— BEGIN Working data —

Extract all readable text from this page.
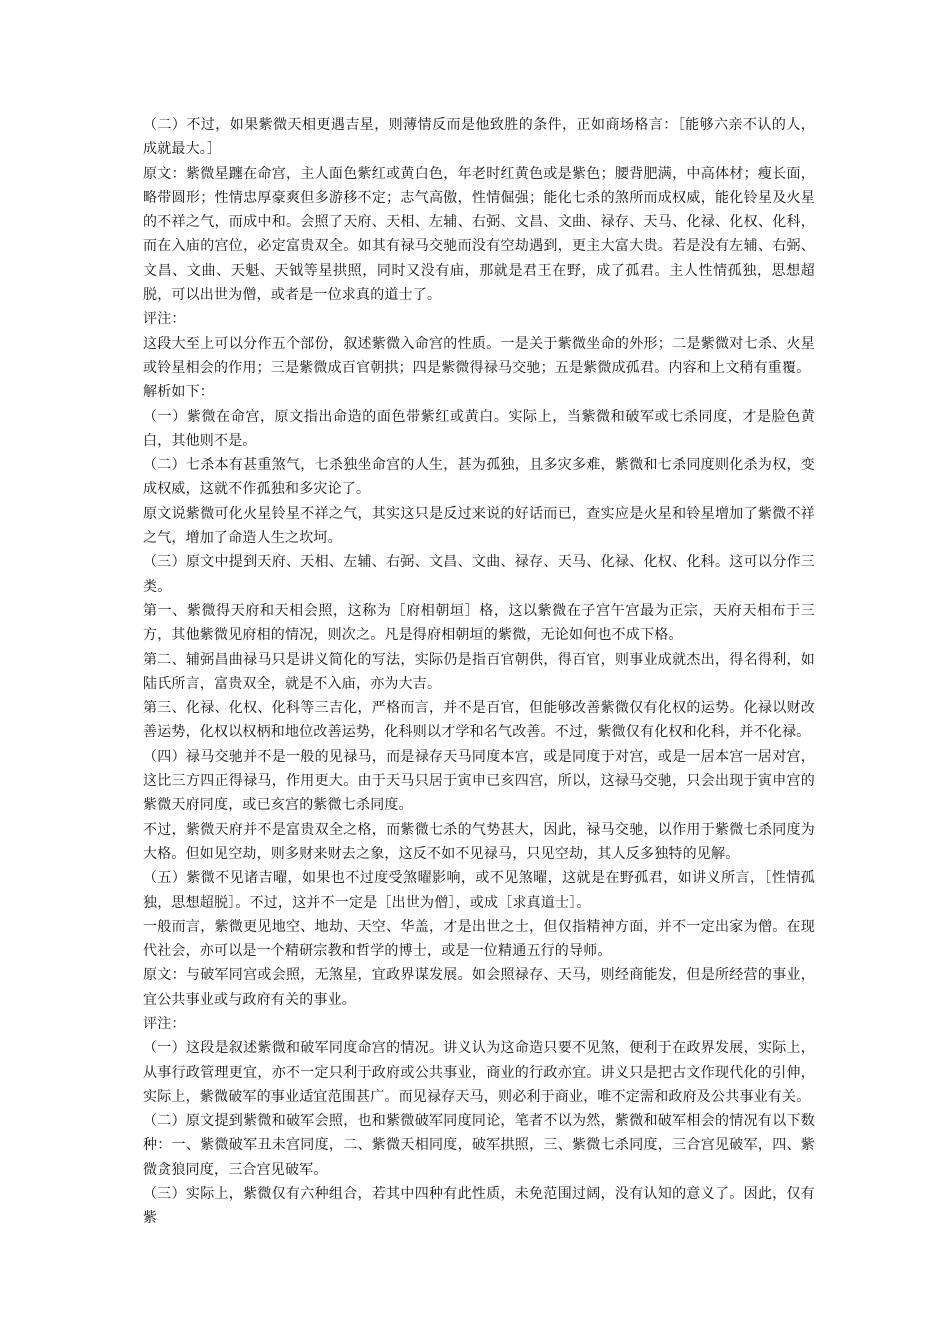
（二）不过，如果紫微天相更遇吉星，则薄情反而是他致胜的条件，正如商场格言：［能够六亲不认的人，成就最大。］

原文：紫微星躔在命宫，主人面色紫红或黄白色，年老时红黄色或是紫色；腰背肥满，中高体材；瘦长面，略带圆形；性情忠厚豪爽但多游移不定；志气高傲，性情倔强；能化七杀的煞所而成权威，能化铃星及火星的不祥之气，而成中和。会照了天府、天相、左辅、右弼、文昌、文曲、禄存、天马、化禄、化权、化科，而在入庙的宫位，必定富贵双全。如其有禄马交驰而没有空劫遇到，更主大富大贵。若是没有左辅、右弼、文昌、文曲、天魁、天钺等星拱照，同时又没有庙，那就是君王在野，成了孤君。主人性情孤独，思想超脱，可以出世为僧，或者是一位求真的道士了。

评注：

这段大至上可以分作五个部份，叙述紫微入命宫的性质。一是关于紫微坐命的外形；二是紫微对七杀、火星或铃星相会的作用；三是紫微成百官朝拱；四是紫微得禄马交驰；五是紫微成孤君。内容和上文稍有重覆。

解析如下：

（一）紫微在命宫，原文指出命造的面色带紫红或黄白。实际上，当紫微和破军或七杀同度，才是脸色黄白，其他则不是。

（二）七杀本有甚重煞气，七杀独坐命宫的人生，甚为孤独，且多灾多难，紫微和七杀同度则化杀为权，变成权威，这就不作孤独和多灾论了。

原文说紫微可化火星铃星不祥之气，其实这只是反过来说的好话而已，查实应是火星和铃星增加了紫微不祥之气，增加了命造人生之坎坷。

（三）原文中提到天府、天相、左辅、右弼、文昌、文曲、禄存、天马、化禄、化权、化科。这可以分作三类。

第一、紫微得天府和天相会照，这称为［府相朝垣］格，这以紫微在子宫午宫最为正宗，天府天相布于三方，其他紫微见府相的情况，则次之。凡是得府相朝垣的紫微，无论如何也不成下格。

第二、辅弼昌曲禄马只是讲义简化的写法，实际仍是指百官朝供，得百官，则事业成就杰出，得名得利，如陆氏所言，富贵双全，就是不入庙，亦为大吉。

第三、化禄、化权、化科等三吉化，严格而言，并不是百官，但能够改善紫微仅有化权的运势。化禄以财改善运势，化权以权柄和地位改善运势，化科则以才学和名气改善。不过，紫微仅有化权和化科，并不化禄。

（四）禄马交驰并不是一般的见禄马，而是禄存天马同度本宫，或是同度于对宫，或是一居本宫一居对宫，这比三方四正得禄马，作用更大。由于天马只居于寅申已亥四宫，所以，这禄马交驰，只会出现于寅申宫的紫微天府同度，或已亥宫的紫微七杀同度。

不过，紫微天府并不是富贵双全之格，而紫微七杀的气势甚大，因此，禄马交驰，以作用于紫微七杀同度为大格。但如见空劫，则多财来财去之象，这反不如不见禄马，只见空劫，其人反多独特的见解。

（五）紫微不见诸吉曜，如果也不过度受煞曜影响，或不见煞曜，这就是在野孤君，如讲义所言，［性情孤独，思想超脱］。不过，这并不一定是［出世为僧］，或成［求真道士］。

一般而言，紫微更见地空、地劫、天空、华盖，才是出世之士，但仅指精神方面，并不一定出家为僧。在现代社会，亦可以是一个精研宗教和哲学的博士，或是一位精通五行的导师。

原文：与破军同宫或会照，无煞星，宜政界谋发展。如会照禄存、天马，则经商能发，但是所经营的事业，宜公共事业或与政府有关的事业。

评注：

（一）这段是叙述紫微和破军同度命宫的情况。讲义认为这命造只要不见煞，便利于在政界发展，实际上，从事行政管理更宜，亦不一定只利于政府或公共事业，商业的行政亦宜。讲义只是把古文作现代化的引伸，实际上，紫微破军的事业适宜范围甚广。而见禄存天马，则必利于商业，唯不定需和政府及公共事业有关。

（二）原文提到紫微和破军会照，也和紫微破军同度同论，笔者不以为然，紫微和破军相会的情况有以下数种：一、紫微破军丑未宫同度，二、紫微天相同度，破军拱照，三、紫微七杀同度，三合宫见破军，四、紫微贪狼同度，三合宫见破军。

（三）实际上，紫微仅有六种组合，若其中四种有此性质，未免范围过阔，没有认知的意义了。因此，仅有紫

— END Working data —

Isolate the lines that hold the word "思想超脱" and copy all of them.

_Result:_
原文：紫微星躔在命宫，主人面色紫红或黄白色，年老时红黄色或是紫色；腰背肥满，中高体材；瘦长面，略带圆形；性情忠厚豪爽但多游移不定；志气高傲，性情倔强；能化七杀的煞所而成权威，能化铃星及火星的不祥之气，而成中和。会照了天府、天相、左辅、右弼、文昌、文曲、禄存、天马、化禄、化权、化科，而在入庙的宫位，必定富贵双全。如其有禄马交驰而没有空劫遇到，更主大富大贵。若是没有左辅、右弼、文昌、文曲、天魁、天钺等星拱照，同时又没有庙，那就是君王在野，成了孤君。主人性情孤独，思想超脱，可以出世为僧，或者是一位求真的道士了。
（五）紫微不见诸吉曜，如果也不过度受煞曜影响，或不见煞曜，这就是在野孤君，如讲义所言，［性情孤独，思想超脱］。不过，这并不一定是［出世为僧］，或成［求真道士］。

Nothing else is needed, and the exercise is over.